• _Records for this task_
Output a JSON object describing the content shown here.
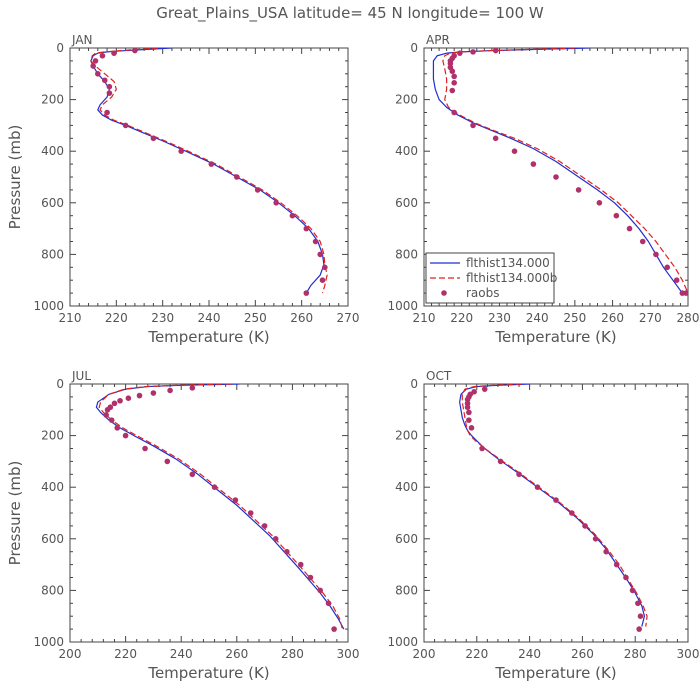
{
  "figure_title": "Great_Plains_USA   latitude= 45 N longitude= 100 W",
  "colors": {
    "model1": "#1f2fd0",
    "model2": "#e02020",
    "obs": "#b0306a",
    "axis": "#444444",
    "text": "#555555"
  },
  "chart_data": [
    {
      "type": "line",
      "panel": "JAN",
      "xlabel": "Temperature (K)",
      "ylabel": "Pressure (mb)",
      "xlim": [
        210,
        270
      ],
      "ylim": [
        1000,
        0
      ],
      "xticks": [
        210,
        220,
        230,
        240,
        250,
        260,
        270
      ],
      "yticks": [
        0,
        200,
        400,
        600,
        800,
        1000
      ],
      "show_legend": false,
      "series": [
        {
          "name": "flthist134.000",
          "style": "solid",
          "color": "#1f2fd0",
          "x": [
            232,
            222,
            218,
            216,
            215,
            214.5,
            215,
            216,
            217.5,
            218.5,
            218,
            216.5,
            216,
            217,
            219,
            222,
            226,
            230,
            235,
            241,
            246,
            251,
            255,
            258.5,
            261.5,
            263.5,
            264.5,
            264.8,
            264,
            262,
            261
          ],
          "y": [
            0,
            10,
            15,
            20,
            30,
            50,
            70,
            100,
            130,
            160,
            190,
            220,
            240,
            260,
            280,
            300,
            330,
            360,
            400,
            450,
            500,
            550,
            600,
            650,
            700,
            750,
            800,
            840,
            880,
            920,
            950
          ]
        },
        {
          "name": "flthist134.000b",
          "style": "dashed",
          "color": "#e02020",
          "x": [
            229,
            221,
            217.5,
            215.5,
            214.8,
            214.5,
            215.5,
            217.5,
            219.5,
            220,
            219,
            217,
            216.5,
            217.5,
            219.5,
            222.5,
            226.5,
            230.5,
            235.5,
            241.5,
            246.5,
            251.5,
            255.5,
            259,
            262,
            264,
            264.8,
            265,
            265.5,
            265,
            264.5
          ],
          "y": [
            0,
            10,
            15,
            20,
            30,
            50,
            70,
            100,
            130,
            160,
            190,
            220,
            240,
            260,
            280,
            300,
            330,
            360,
            400,
            450,
            500,
            550,
            600,
            650,
            700,
            750,
            800,
            840,
            880,
            920,
            950
          ]
        },
        {
          "name": "raobs",
          "style": "markers",
          "color": "#b0306a",
          "x": [
            224,
            219.5,
            217,
            215.5,
            215,
            216,
            217.5,
            218.5,
            218.5,
            218,
            222,
            228,
            234,
            240.5,
            246,
            250.5,
            254.5,
            258,
            261,
            263,
            264,
            265,
            264.5,
            261
          ],
          "y": [
            10,
            20,
            30,
            50,
            70,
            100,
            125,
            150,
            175,
            250,
            300,
            350,
            400,
            450,
            500,
            550,
            600,
            650,
            700,
            750,
            800,
            850,
            900,
            950
          ]
        }
      ]
    },
    {
      "type": "line",
      "panel": "APR",
      "xlabel": "Temperature (K)",
      "ylabel": "",
      "xlim": [
        210,
        280
      ],
      "ylim": [
        1000,
        0
      ],
      "xticks": [
        210,
        220,
        230,
        240,
        250,
        260,
        270,
        280
      ],
      "yticks": [
        0,
        200,
        400,
        600,
        800,
        1000
      ],
      "show_legend": true,
      "legend_position": "bottom-left",
      "series": [
        {
          "name": "flthist134.000",
          "style": "solid",
          "color": "#1f2fd0",
          "x": [
            254,
            228,
            220,
            216,
            213.5,
            212.5,
            212.5,
            212.5,
            213,
            214,
            216,
            219,
            223,
            228,
            233,
            239,
            245,
            251,
            256,
            260.5,
            264,
            267,
            269.5,
            271.5,
            273.5,
            276,
            278.5
          ],
          "y": [
            0,
            10,
            15,
            20,
            30,
            50,
            80,
            120,
            160,
            200,
            230,
            260,
            290,
            320,
            350,
            390,
            440,
            500,
            550,
            600,
            650,
            700,
            750,
            800,
            850,
            900,
            950
          ]
        },
        {
          "name": "flthist134.000b",
          "style": "dashed",
          "color": "#e02020",
          "x": [
            250,
            228,
            220,
            217,
            215.5,
            215,
            215.5,
            216,
            216,
            215.5,
            216.5,
            219.5,
            223.5,
            228.5,
            234,
            240,
            246,
            252,
            257,
            261.5,
            265,
            268.5,
            271.5,
            274,
            276.5,
            278.5,
            280
          ],
          "y": [
            0,
            10,
            15,
            20,
            30,
            50,
            80,
            120,
            160,
            200,
            230,
            260,
            290,
            320,
            350,
            390,
            440,
            500,
            550,
            600,
            650,
            700,
            750,
            800,
            850,
            900,
            950
          ]
        },
        {
          "name": "raobs",
          "style": "markers",
          "color": "#b0306a",
          "x": [
            229,
            223,
            219.5,
            218,
            217.5,
            217,
            217,
            217,
            217.5,
            218,
            218,
            217.5,
            218,
            223,
            229,
            234,
            239,
            245,
            251,
            256.5,
            261,
            264.5,
            268,
            271.5,
            274.5,
            277,
            278.5,
            279.5
          ],
          "y": [
            10,
            15,
            20,
            30,
            40,
            50,
            60,
            75,
            90,
            110,
            135,
            165,
            250,
            300,
            350,
            400,
            450,
            500,
            550,
            600,
            650,
            700,
            750,
            800,
            850,
            900,
            950,
            950
          ]
        }
      ]
    },
    {
      "type": "line",
      "panel": "JUL",
      "xlabel": "Temperature (K)",
      "ylabel": "Pressure (mb)",
      "xlim": [
        200,
        300
      ],
      "ylim": [
        1000,
        0
      ],
      "xticks": [
        200,
        220,
        240,
        260,
        280,
        300
      ],
      "yticks": [
        0,
        200,
        400,
        600,
        800,
        1000
      ],
      "show_legend": false,
      "series": [
        {
          "name": "flthist134.000",
          "style": "solid",
          "color": "#1f2fd0",
          "x": [
            261,
            240,
            228,
            220,
            214,
            210,
            209.5,
            211,
            214,
            218,
            223,
            230,
            238,
            246,
            253,
            260,
            266,
            272,
            277,
            282,
            286,
            290,
            293.5,
            296.5,
            298.5
          ],
          "y": [
            0,
            5,
            10,
            20,
            40,
            70,
            90,
            110,
            140,
            170,
            200,
            240,
            290,
            350,
            410,
            470,
            530,
            590,
            650,
            710,
            760,
            810,
            860,
            910,
            950
          ]
        },
        {
          "name": "flthist134.000b",
          "style": "dashed",
          "color": "#e02020",
          "x": [
            258,
            238,
            227,
            219.5,
            214,
            211,
            210.5,
            212,
            215,
            219,
            224,
            231,
            239,
            247,
            254,
            261,
            267,
            273,
            278,
            283,
            287,
            291,
            294.5,
            297,
            298
          ],
          "y": [
            0,
            5,
            10,
            20,
            40,
            70,
            90,
            110,
            140,
            170,
            200,
            240,
            290,
            350,
            410,
            470,
            530,
            590,
            650,
            710,
            760,
            810,
            860,
            910,
            950
          ]
        },
        {
          "name": "raobs",
          "style": "markers",
          "color": "#b0306a",
          "x": [
            244,
            236,
            230,
            225,
            221,
            218,
            216,
            214.5,
            213.5,
            213,
            215,
            217,
            220,
            227,
            235,
            244,
            252,
            259.5,
            265,
            270,
            274,
            278,
            283,
            286.5,
            290,
            293,
            295
          ],
          "y": [
            15,
            25,
            35,
            45,
            55,
            65,
            75,
            90,
            100,
            120,
            140,
            170,
            200,
            250,
            300,
            350,
            400,
            450,
            500,
            550,
            600,
            650,
            700,
            750,
            800,
            850,
            950
          ]
        }
      ]
    },
    {
      "type": "line",
      "panel": "OCT",
      "xlabel": "Temperature (K)",
      "ylabel": "",
      "xlim": [
        200,
        300
      ],
      "ylim": [
        1000,
        0
      ],
      "xticks": [
        200,
        220,
        240,
        260,
        280,
        300
      ],
      "yticks": [
        0,
        200,
        400,
        600,
        800,
        1000
      ],
      "show_legend": false,
      "series": [
        {
          "name": "flthist134.000",
          "style": "solid",
          "color": "#1f2fd0",
          "x": [
            240,
            228,
            220,
            216,
            214,
            213.5,
            214,
            214.5,
            215.5,
            216.5,
            218,
            220,
            223,
            228,
            235,
            243,
            251,
            258,
            264,
            269,
            273,
            277,
            280,
            282.5,
            283.5,
            282.5
          ],
          "y": [
            0,
            5,
            10,
            20,
            40,
            70,
            100,
            130,
            160,
            180,
            200,
            220,
            250,
            290,
            340,
            400,
            460,
            520,
            580,
            640,
            700,
            760,
            810,
            860,
            900,
            940
          ]
        },
        {
          "name": "flthist134.000b",
          "style": "dashed",
          "color": "#e02020",
          "x": [
            237,
            226,
            219,
            215.5,
            214.5,
            214.5,
            215,
            215.5,
            216,
            216.5,
            217.5,
            219.5,
            223,
            228.5,
            235.5,
            243.5,
            251.5,
            258.5,
            264.5,
            269.5,
            274,
            277.5,
            280.5,
            283,
            284.5,
            284
          ],
          "y": [
            0,
            5,
            10,
            20,
            40,
            70,
            100,
            130,
            160,
            180,
            200,
            220,
            250,
            290,
            340,
            400,
            460,
            520,
            580,
            640,
            700,
            760,
            810,
            860,
            900,
            940
          ]
        },
        {
          "name": "raobs",
          "style": "markers",
          "color": "#b0306a",
          "x": [
            223,
            219,
            217.5,
            217,
            216.5,
            216.5,
            216.5,
            217,
            217,
            218,
            222,
            229,
            236,
            243,
            250,
            256,
            261,
            265,
            269,
            273,
            276.5,
            279,
            281,
            282,
            281.5
          ],
          "y": [
            20,
            30,
            40,
            50,
            60,
            75,
            90,
            110,
            140,
            170,
            250,
            300,
            350,
            400,
            450,
            500,
            550,
            600,
            650,
            700,
            750,
            800,
            850,
            900,
            950
          ]
        }
      ]
    }
  ]
}
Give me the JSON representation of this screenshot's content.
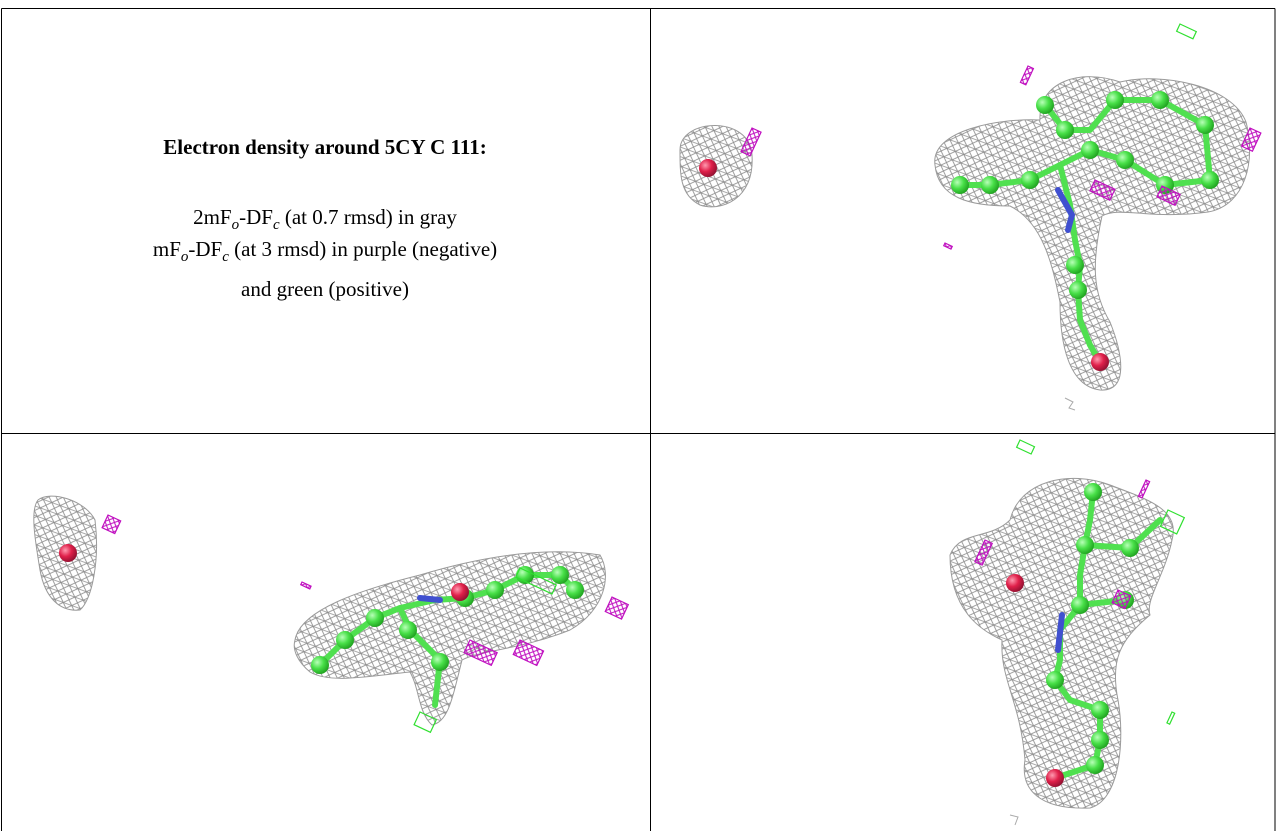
{
  "caption": {
    "title": "Electron density around 5CY C 111:",
    "lines": [
      [
        "2mF",
        "o",
        "-DF",
        "c",
        " (at 0.7 rmsd) in gray"
      ],
      [
        "mF",
        "o",
        "-DF",
        "c",
        " (at 3 rmsd) in purple (negative)"
      ],
      [
        "and green (positive)"
      ]
    ]
  }
}
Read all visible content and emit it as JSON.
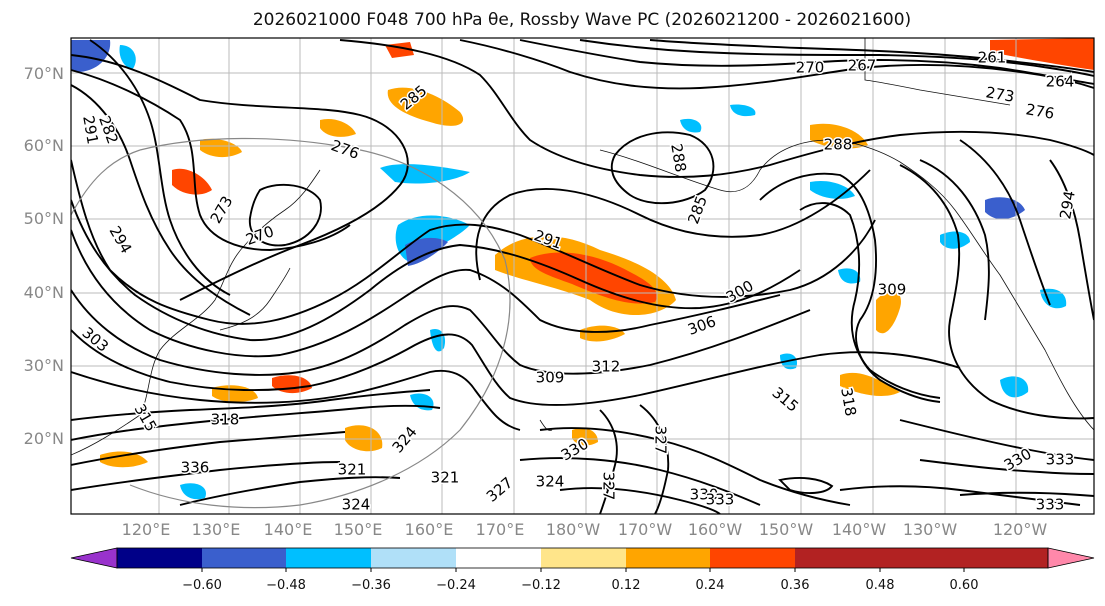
{
  "title": "2026021000 F048 700 hPa θe, Rossby Wave PC (2026021200 - 2026021600)",
  "map": {
    "projection": "PlateCarree",
    "field": "700 hPa theta-e (contours)",
    "shading": "Rossby Wave PC",
    "lat_labels": [
      "70°N",
      "60°N",
      "50°N",
      "40°N",
      "30°N",
      "20°N"
    ],
    "lon_labels": [
      "120°E",
      "130°E",
      "140°E",
      "150°E",
      "160°E",
      "170°E",
      "180°W",
      "170°W",
      "160°W",
      "150°W",
      "140°W",
      "130°W",
      "120°W"
    ],
    "contour_labels": [
      "261",
      "264",
      "267",
      "270",
      "270",
      "273",
      "273",
      "276",
      "276",
      "282",
      "285",
      "285",
      "288",
      "288",
      "291",
      "291",
      "294",
      "294",
      "300",
      "303",
      "306",
      "309",
      "309",
      "312",
      "315",
      "315",
      "318",
      "318",
      "321",
      "321",
      "324",
      "324",
      "324",
      "327",
      "327",
      "327",
      "330",
      "330",
      "330",
      "333",
      "333",
      "333",
      "336"
    ]
  },
  "colorbar": {
    "ticks": [
      "−0.60",
      "−0.48",
      "−0.36",
      "−0.24",
      "−0.12",
      "0.12",
      "0.24",
      "0.36",
      "0.48",
      "0.60"
    ],
    "colors": [
      "#9932cc",
      "#000088",
      "#3a5fcd",
      "#00bfff",
      "#b0e0f8",
      "#ffffff",
      "#ffe58a",
      "#ffa500",
      "#ff4500",
      "#b22222",
      "#ff88aa"
    ],
    "extend": "both"
  }
}
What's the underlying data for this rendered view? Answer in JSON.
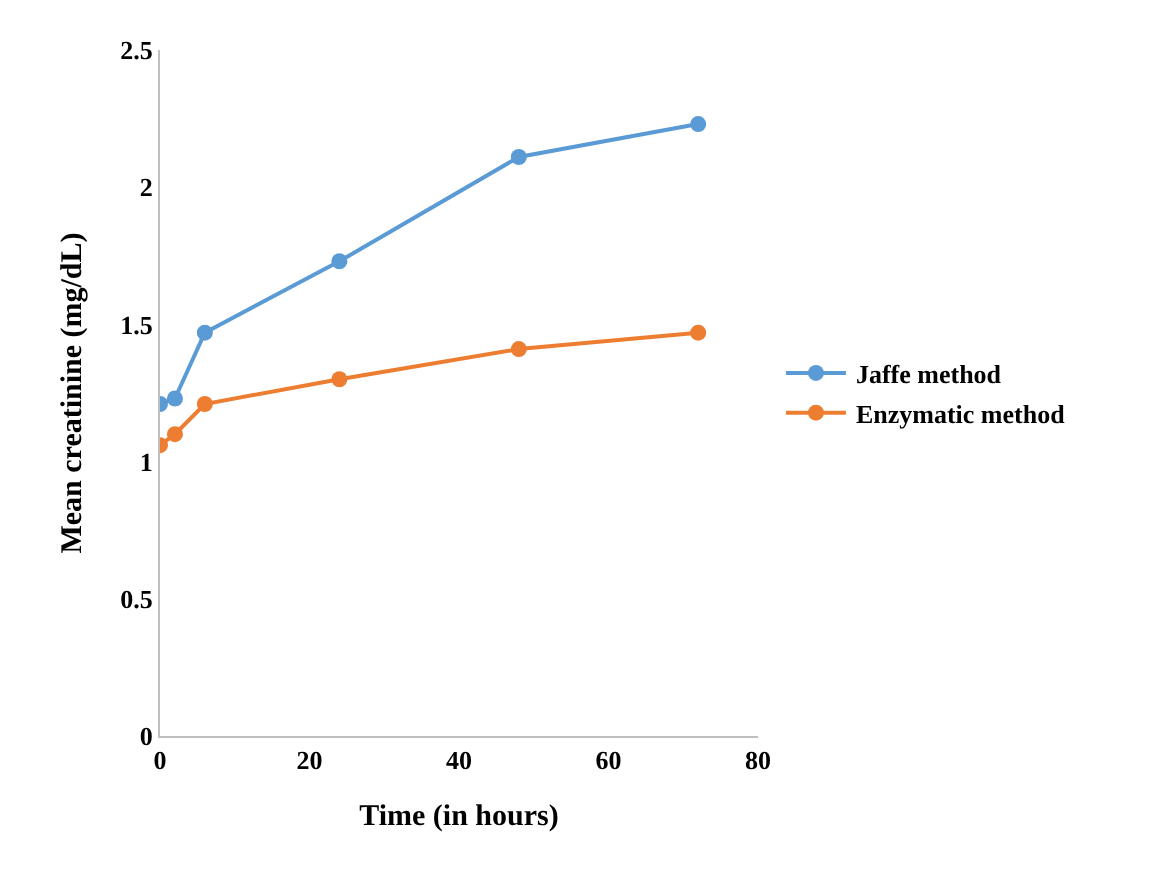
{
  "chart_data": {
    "type": "line",
    "xlabel": "Time (in hours)",
    "ylabel": "Mean creatinine (mg/dL)",
    "x": [
      0,
      2,
      6,
      24,
      48,
      72
    ],
    "series": [
      {
        "name": "Jaffe method",
        "color": "#5b9bd5",
        "values": [
          1.21,
          1.23,
          1.47,
          1.73,
          2.11,
          2.23
        ]
      },
      {
        "name": "Enzymatic method",
        "color": "#ed7d31",
        "values": [
          1.06,
          1.1,
          1.21,
          1.3,
          1.41,
          1.47
        ]
      }
    ],
    "xlim": [
      0,
      80
    ],
    "xticks": [
      0,
      20,
      40,
      60,
      80
    ],
    "ylim": [
      0,
      2.5
    ],
    "yticks": [
      0,
      0.5,
      1,
      1.5,
      2,
      2.5
    ],
    "legend": "right",
    "marker": "circle",
    "line_style": "solid"
  }
}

• _Set problem_
List each line of the records that holds the string "JSON".

• _Reply_
Output a JSON object describing the content shown here.
Give me the JSON representation of this screenshot's content.
Read all visible content and emit it as JSON.
What's the underlying data for this rendered view? Answer in JSON.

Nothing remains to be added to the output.